» Stated task:
Return all the data, word for word.

» The data:

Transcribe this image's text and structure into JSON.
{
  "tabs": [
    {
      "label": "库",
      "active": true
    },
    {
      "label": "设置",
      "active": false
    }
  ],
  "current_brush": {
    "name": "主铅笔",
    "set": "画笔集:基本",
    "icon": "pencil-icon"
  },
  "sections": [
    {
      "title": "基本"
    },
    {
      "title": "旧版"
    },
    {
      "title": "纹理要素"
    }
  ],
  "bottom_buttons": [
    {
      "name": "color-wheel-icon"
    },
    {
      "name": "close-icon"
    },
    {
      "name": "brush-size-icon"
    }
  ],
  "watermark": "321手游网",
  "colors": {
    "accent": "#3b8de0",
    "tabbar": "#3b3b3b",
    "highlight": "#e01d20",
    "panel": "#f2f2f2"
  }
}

» Answer to the exercise:
Transcribe this image's text and structure into JSON.
{
  "tabs": [
    {
      "label": "库",
      "active": true
    },
    {
      "label": "设置",
      "active": false
    }
  ],
  "current_brush": {
    "name": "主铅笔",
    "set": "画笔集:基本",
    "icon": "pencil-icon"
  },
  "sections": [
    {
      "title": "基本"
    },
    {
      "title": "旧版"
    },
    {
      "title": "纹理要素"
    }
  ],
  "bottom_buttons": [
    {
      "name": "color-wheel-icon"
    },
    {
      "name": "close-icon"
    },
    {
      "name": "brush-size-icon"
    }
  ],
  "watermark": "321手游网",
  "colors": {
    "accent": "#3b8de0",
    "tabbar": "#3b3b3b",
    "highlight": "#e01d20",
    "panel": "#f2f2f2"
  }
}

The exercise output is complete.